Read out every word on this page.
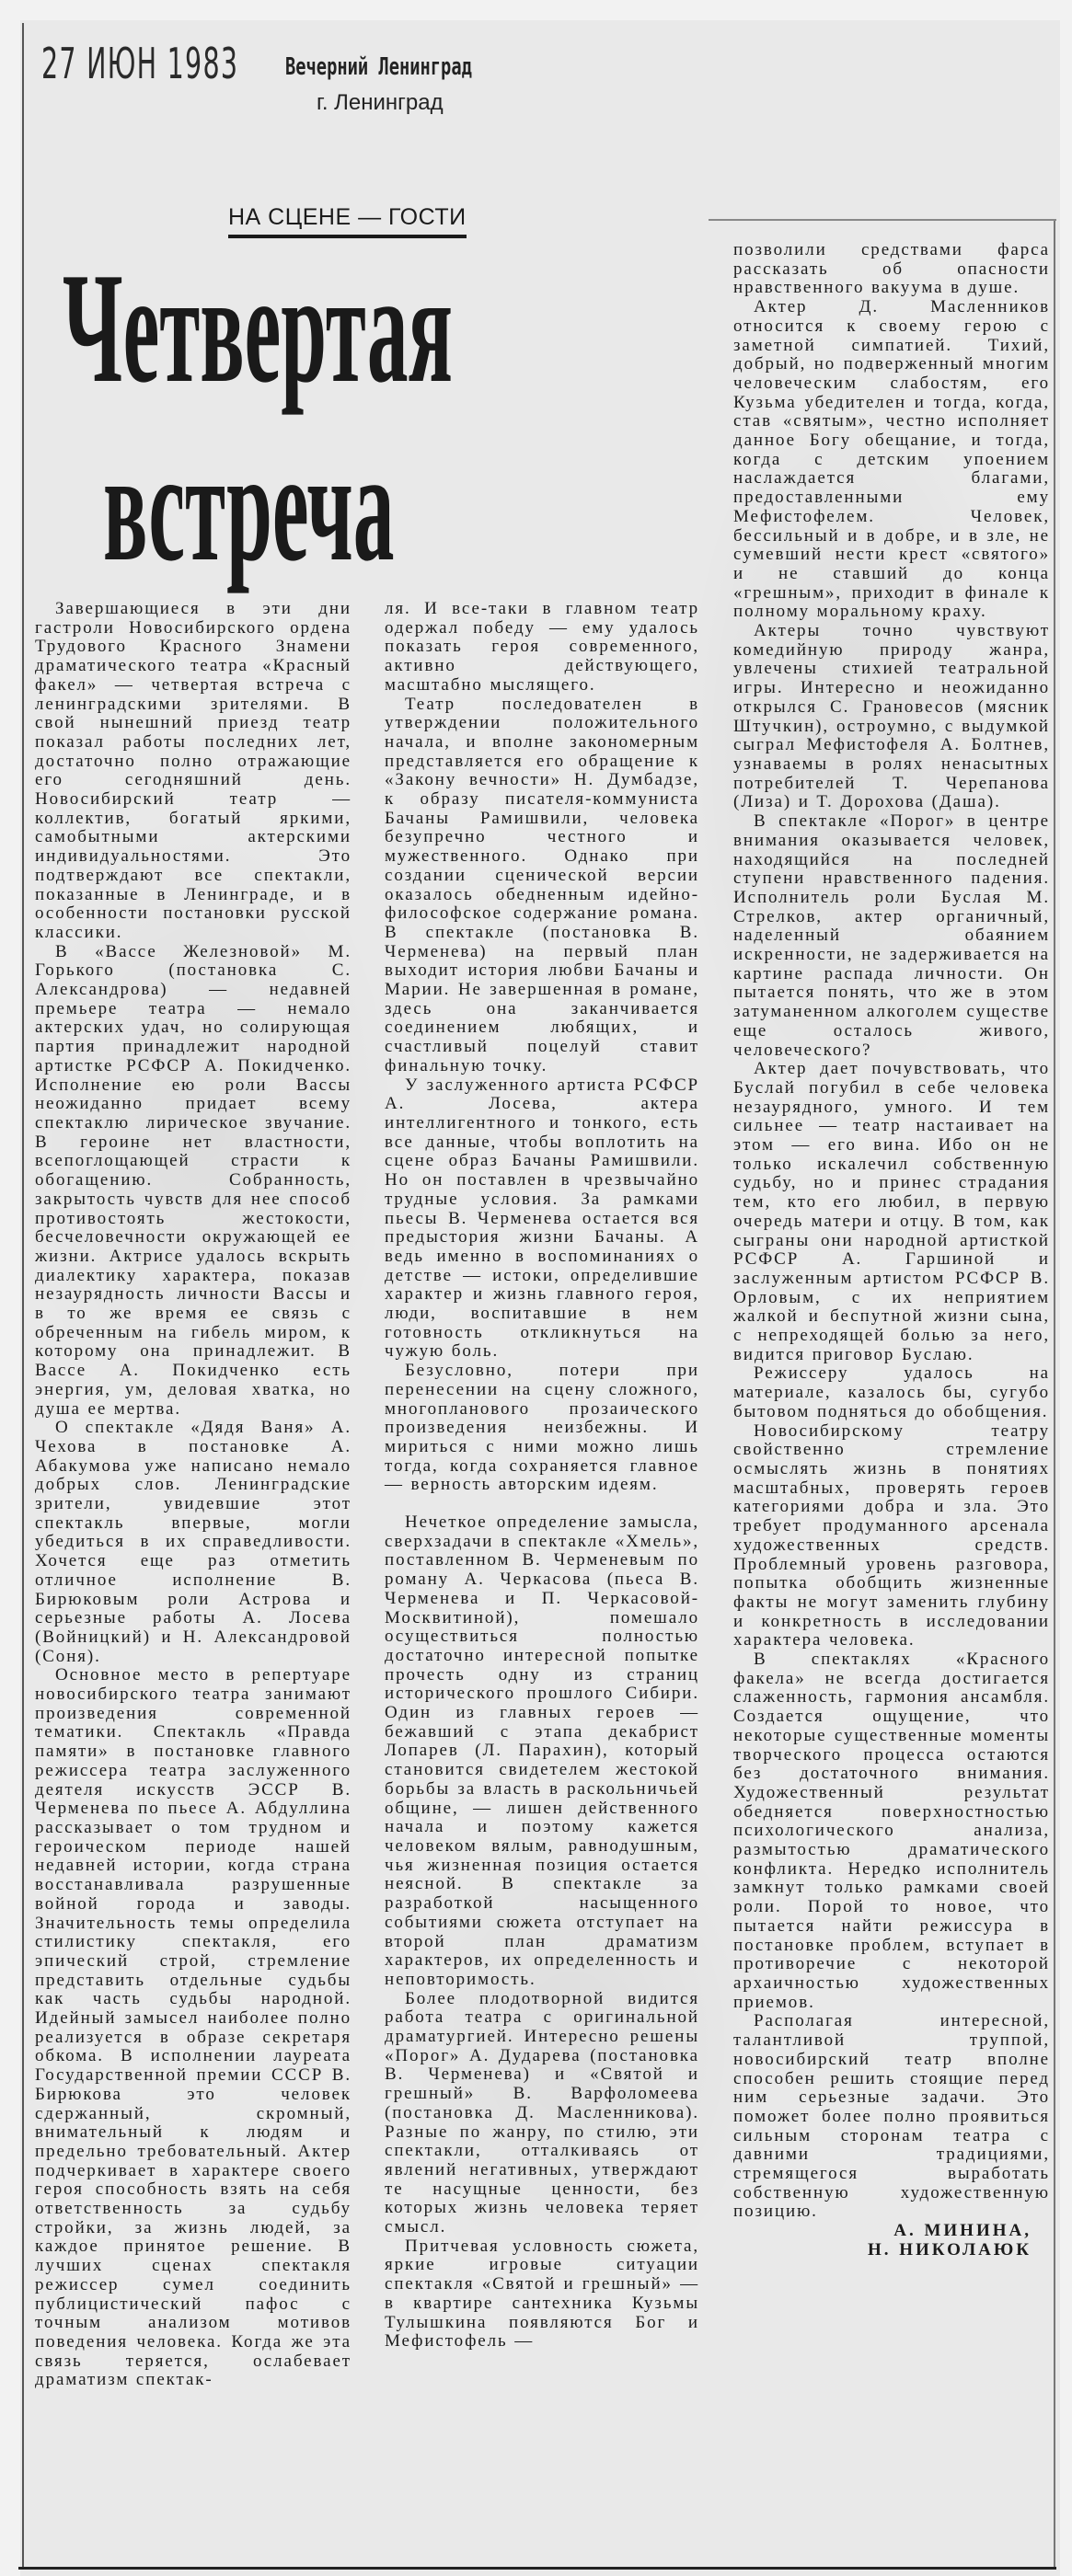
27 ИЮН 1983 Вечерний Ленинград
г. Ленинград
НА СЦЕНЕ — ГОСТИ
Четвертая
встреча

Завершающиеся в эти дни гастроли Новосибирского ордена Трудового Красного Знамени драматического театра «Красный факел» — четвертая встреча с ленинградскими зрителями. В свой нынешний приезд театр показал работы последних лет, достаточно полно отражающие его сегодняшний день. Новосибирский театр — коллектив, богатый яркими, самобытными актерскими индивидуальностями. Это подтверждают все спектакли, показанные в Ленинграде, и в особенности постановки русской классики.

В «Вассе Железновой» М. Горького (постановка С. Александрова) — недавней премьере театра — немало актерских удач, но солирующая партия принадлежит народной артистке РСФСР А. Покидченко. Исполнение ею роли Вассы неожиданно придает всему спектаклю лирическое звучание. В героине нет властности, всепоглощающей страсти к обогащению. Собранность, закрытость чувств для нее способ противостоять жестокости, бесчеловечности окружающей ее жизни. Актрисе удалось вскрыть диалектику характера, показав незаурядность личности Вассы и в то же время ее связь с обреченным на гибель миром, к которому она принадлежит. В Вассе А. Покидченко есть энергия, ум, деловая хватка, но душа ее мертва.

О спектакле «Дядя Ваня» А. Чехова в постановке А. Абакумова уже написано немало добрых слов. Ленинградские зрители, увидевшие этот спектакль впервые, могли убедиться в их справедливости. Хочется еще раз отметить отличное исполнение В. Бирюковым роли Астрова и серьезные работы А. Лосева (Войницкий) и Н. Александровой (Соня).

Основное место в репертуаре новосибирского театра занимают произведения современной тематики. Спектакль «Правда памяти» в постановке главного режиссера театра заслуженного деятеля искусств ЭССР В. Черменева по пьесе А. Абдуллина рассказывает о том трудном и героическом периоде нашей недавней истории, когда страна восстанавливала разрушенные войной города и заводы. Значительность темы определила стилистику спектакля, его эпический строй, стремление представить отдельные судьбы как часть судьбы народной. Идейный замысел наиболее полно реализуется в образе секретаря обкома. В исполнении лауреата Государственной премии СССР В. Бирюкова это человек сдержанный, скромный, внимательный к людям и предельно требовательный. Актер подчеркивает в характере своего героя способность взять на себя ответственность за судьбу стройки, за жизнь людей, за каждое принятое решение. В лучших сценах спектакля режиссер сумел соединить публицистический пафос с точным анализом мотивов поведения человека. Когда же эта связь теряется, ослабевает драматизм спектак-

ля. И все-таки в главном театр одержал победу — ему удалось показать героя современного, активно действующего, масштабно мыслящего.

Театр последователен в утверждении положительного начала, и вполне закономерным представляется его обращение к «Закону вечности» Н. Думбадзе, к образу писателя-коммуниста Бачаны Рамишвили, человека безупречно честного и мужественного. Однако при создании сценической версии оказалось обедненным идейно-философское содержание романа. В спектакле (постановка В. Черменева) на первый план выходит история любви Бачаны и Марии. Не завершенная в романе, здесь она заканчивается соединением любящих, и счастливый поцелуй ставит финальную точку.

У заслуженного артиста РСФСР А. Лосева, актера интеллигентного и тонкого, есть все данные, чтобы воплотить на сцене образ Бачаны Рамишвили. Но он поставлен в чрезвычайно трудные условия. За рамками пьесы В. Черменева остается вся предыстория жизни Бачаны. А ведь именно в воспоминаниях о детстве — истоки, определившие характер и жизнь главного героя, люди, воспитавшие в нем готовность откликнуться на чужую боль.

Безусловно, потери при перенесении на сцену сложного, многопланового прозаического произведения неизбежны. И мириться с ними можно лишь тогда, когда сохраняется главное — верность авторским идеям.

Нечеткое определение замысла, сверхзадачи в спектакле «Хмель», поставленном В. Черменевым по роману А. Черкасова (пьеса В. Черменева и П. Черкасовой-Москвитиной), помешало осуществиться полностью достаточно интересной попытке прочесть одну из страниц исторического прошлого Сибири. Один из главных героев — бежавший с этапа декабрист Лопарев (Л. Парахин), который становится свидетелем жестокой борьбы за власть в раскольничьей общине, — лишен действенного начала и поэтому кажется человеком вялым, равнодушным, чья жизненная позиция остается неясной. В спектакле за разработкой насыщенного событиями сюжета отступает на второй план драматизм характеров, их определенность и неповторимость.

Более плодотворной видится работа театра с оригинальной драматургией. Интересно решены «Порог» А. Дударева (постановка В. Черменева) и «Святой и грешный» В. Варфоломеева (постановка Д. Масленникова). Разные по жанру, по стилю, эти спектакли, отталкиваясь от явлений негативных, утверждают те насущные ценности, без которых жизнь человека теряет смысл.

Притчевая условность сюжета, яркие игровые ситуации спектакля «Святой и грешный» — в квартире сантехника Кузьмы Тулышкина появляются Бог и Мефистофель —

позволили средствами фарса рассказать об опасности нравственного вакуума в душе.

Актер Д. Масленников относится к своему герою с заметной симпатией. Тихий, добрый, но подверженный многим человеческим слабостям, его Кузьма убедителен и тогда, когда, став «святым», честно исполняет данное Богу обещание, и тогда, когда с детским упоением наслаждается благами, предоставленными ему Мефистофелем. Человек, бессильный и в добре, и в зле, не сумевший нести крест «святого» и не ставший до конца «грешным», приходит в финале к полному моральному краху.

Актеры точно чувствуют комедийную природу жанра, увлечены стихией театральной игры. Интересно и неожиданно открылся С. Грановесов (мясник Штучкин), остроумно, с выдумкой сыграл Мефистофеля А. Болтнев, узнаваемы в ролях ненасытных потребителей Т. Черепанова (Лиза) и Т. Дорохова (Даша).

В спектакле «Порог» в центре внимания оказывается человек, находящийся на последней ступени нравственного падения. Исполнитель роли Буслая М. Стрелков, актер органичный, наделенный обаянием искренности, не задерживается на картине распада личности. Он пытается понять, что же в этом затуманенном алкоголем существе еще осталось живого, человеческого?

Актер дает почувствовать, что Буслай погубил в себе человека незаурядного, умного. И тем сильнее — театр настаивает на этом — его вина. Ибо он не только искалечил собственную судьбу, но и принес страдания тем, кто его любил, в первую очередь матери и отцу. В том, как сыграны они народной артисткой РСФСР А. Гаршиной и заслуженным артистом РСФСР В. Орловым, с их неприятием жалкой и беспутной жизни сына, с непреходящей болью за него, видится приговор Буслаю.

Режиссеру удалось на материале, казалось бы, сугубо бытовом подняться до обобщения.

Новосибирскому театру свойственно стремление осмыслять жизнь в понятиях масштабных, проверять героев категориями добра и зла. Это требует продуманного арсенала художественных средств. Проблемный уровень разговора, попытка обобщить жизненные факты не могут заменить глубину и конкретность в исследовании характера человека.

В спектаклях «Красного факела» не всегда достигается слаженность, гармония ансамбля. Создается ощущение, что некоторые существенные моменты творческого процесса остаются без достаточного внимания. Художественный результат обедняется поверхностностью психологического анализа, размытостью драматического конфликта. Нередко исполнитель замкнут только рамками своей роли. Порой то новое, что пытается найти режиссура в постановке проблем, вступает в противоречие с некоторой архаичностью художественных приемов.

Располагая интересной, талантливой труппой, новосибирский театр вполне способен решить стоящие перед ним серьезные задачи. Это поможет более полно проявиться сильным сторонам театра с давними традициями, стремящегося выработать собственную художественную позицию.

А. МИНИНА,

Н. НИКОЛАЮК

════════════════

▶ [Required work]:
Return every line containing "Святой".

▶ [Exercise output]:
Более плодотворной видится работа театра с оригинальной драматургией. Интересно решены «Порог» А. Дударева (постановка В. Черменева) и «Святой и грешный» В. Варфоломеева (постановка Д. Масленникова). Разные по жанру, по стилю, эти спектакли, отталкиваясь от явлений негативных, утверждают те насущные ценности, без которых жизнь человека теряет смысл.
Притчевая условность сюжета, яркие игровые ситуации спектакля «Святой и грешный» — в квартире сантехника Кузьмы Тулышкина появляются Бог и Мефистофель —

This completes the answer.